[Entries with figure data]
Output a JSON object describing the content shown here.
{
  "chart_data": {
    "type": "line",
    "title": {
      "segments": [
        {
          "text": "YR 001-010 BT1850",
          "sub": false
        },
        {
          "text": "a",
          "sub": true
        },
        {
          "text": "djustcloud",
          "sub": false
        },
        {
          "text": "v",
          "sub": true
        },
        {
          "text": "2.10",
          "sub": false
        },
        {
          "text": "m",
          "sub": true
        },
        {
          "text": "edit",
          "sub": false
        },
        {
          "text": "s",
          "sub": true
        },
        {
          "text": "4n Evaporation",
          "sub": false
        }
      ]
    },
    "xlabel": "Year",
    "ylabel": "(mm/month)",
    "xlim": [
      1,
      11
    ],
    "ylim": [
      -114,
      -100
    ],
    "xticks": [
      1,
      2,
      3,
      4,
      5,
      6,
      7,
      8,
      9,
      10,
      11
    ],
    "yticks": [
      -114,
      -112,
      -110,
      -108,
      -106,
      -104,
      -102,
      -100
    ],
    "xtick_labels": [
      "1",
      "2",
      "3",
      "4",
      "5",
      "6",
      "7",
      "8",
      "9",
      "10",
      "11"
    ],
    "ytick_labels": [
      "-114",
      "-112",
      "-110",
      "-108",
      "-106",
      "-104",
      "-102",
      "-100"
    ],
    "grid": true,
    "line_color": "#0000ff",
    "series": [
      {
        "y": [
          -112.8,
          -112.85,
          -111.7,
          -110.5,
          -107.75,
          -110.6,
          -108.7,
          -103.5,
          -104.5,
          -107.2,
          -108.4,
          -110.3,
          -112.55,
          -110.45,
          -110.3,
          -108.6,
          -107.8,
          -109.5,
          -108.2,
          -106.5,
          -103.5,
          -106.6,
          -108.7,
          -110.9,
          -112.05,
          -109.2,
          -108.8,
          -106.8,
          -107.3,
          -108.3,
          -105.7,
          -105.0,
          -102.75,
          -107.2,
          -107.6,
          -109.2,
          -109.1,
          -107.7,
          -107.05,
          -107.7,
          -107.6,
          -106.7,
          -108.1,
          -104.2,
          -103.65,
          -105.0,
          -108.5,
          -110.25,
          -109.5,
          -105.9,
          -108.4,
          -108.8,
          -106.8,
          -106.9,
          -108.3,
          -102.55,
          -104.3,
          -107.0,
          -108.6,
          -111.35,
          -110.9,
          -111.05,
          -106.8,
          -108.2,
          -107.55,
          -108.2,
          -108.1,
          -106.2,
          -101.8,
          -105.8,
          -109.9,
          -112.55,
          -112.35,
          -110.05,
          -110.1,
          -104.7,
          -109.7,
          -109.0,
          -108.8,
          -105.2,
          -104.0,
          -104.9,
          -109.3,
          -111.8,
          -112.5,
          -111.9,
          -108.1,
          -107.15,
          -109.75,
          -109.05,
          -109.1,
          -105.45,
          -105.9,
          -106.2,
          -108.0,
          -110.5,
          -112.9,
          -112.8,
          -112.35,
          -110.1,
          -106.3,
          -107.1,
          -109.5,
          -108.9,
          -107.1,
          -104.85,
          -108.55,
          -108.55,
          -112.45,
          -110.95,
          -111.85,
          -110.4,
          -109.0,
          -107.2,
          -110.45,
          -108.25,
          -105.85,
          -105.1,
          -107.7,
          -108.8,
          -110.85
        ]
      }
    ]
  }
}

What to do:
Retype the entries one by one, exactly.

Solution for this task:
Output a JSON object describing the content shown here.
{
  "chart_data": {
    "type": "line",
    "title": {
      "segments": [
        {
          "text": "YR 001-010 BT1850",
          "sub": false
        },
        {
          "text": "a",
          "sub": true
        },
        {
          "text": "djustcloud",
          "sub": false
        },
        {
          "text": "v",
          "sub": true
        },
        {
          "text": "2.10",
          "sub": false
        },
        {
          "text": "m",
          "sub": true
        },
        {
          "text": "edit",
          "sub": false
        },
        {
          "text": "s",
          "sub": true
        },
        {
          "text": "4n Evaporation",
          "sub": false
        }
      ]
    },
    "xlabel": "Year",
    "ylabel": "(mm/month)",
    "xlim": [
      1,
      11
    ],
    "ylim": [
      -114,
      -100
    ],
    "xticks": [
      1,
      2,
      3,
      4,
      5,
      6,
      7,
      8,
      9,
      10,
      11
    ],
    "yticks": [
      -114,
      -112,
      -110,
      -108,
      -106,
      -104,
      -102,
      -100
    ],
    "xtick_labels": [
      "1",
      "2",
      "3",
      "4",
      "5",
      "6",
      "7",
      "8",
      "9",
      "10",
      "11"
    ],
    "ytick_labels": [
      "-114",
      "-112",
      "-110",
      "-108",
      "-106",
      "-104",
      "-102",
      "-100"
    ],
    "grid": true,
    "line_color": "#0000ff",
    "series": [
      {
        "y": [
          -112.8,
          -112.85,
          -111.7,
          -110.5,
          -107.75,
          -110.6,
          -108.7,
          -103.5,
          -104.5,
          -107.2,
          -108.4,
          -110.3,
          -112.55,
          -110.45,
          -110.3,
          -108.6,
          -107.8,
          -109.5,
          -108.2,
          -106.5,
          -103.5,
          -106.6,
          -108.7,
          -110.9,
          -112.05,
          -109.2,
          -108.8,
          -106.8,
          -107.3,
          -108.3,
          -105.7,
          -105.0,
          -102.75,
          -107.2,
          -107.6,
          -109.2,
          -109.1,
          -107.7,
          -107.05,
          -107.7,
          -107.6,
          -106.7,
          -108.1,
          -104.2,
          -103.65,
          -105.0,
          -108.5,
          -110.25,
          -109.5,
          -105.9,
          -108.4,
          -108.8,
          -106.8,
          -106.9,
          -108.3,
          -102.55,
          -104.3,
          -107.0,
          -108.6,
          -111.35,
          -110.9,
          -111.05,
          -106.8,
          -108.2,
          -107.55,
          -108.2,
          -108.1,
          -106.2,
          -101.8,
          -105.8,
          -109.9,
          -112.55,
          -112.35,
          -110.05,
          -110.1,
          -104.7,
          -109.7,
          -109.0,
          -108.8,
          -105.2,
          -104.0,
          -104.9,
          -109.3,
          -111.8,
          -112.5,
          -111.9,
          -108.1,
          -107.15,
          -109.75,
          -109.05,
          -109.1,
          -105.45,
          -105.9,
          -106.2,
          -108.0,
          -110.5,
          -112.9,
          -112.8,
          -112.35,
          -110.1,
          -106.3,
          -107.1,
          -109.5,
          -108.9,
          -107.1,
          -104.85,
          -108.55,
          -108.55,
          -112.45,
          -110.95,
          -111.85,
          -110.4,
          -109.0,
          -107.2,
          -110.45,
          -108.25,
          -105.85,
          -105.1,
          -107.7,
          -108.8,
          -110.85
        ]
      }
    ]
  }
}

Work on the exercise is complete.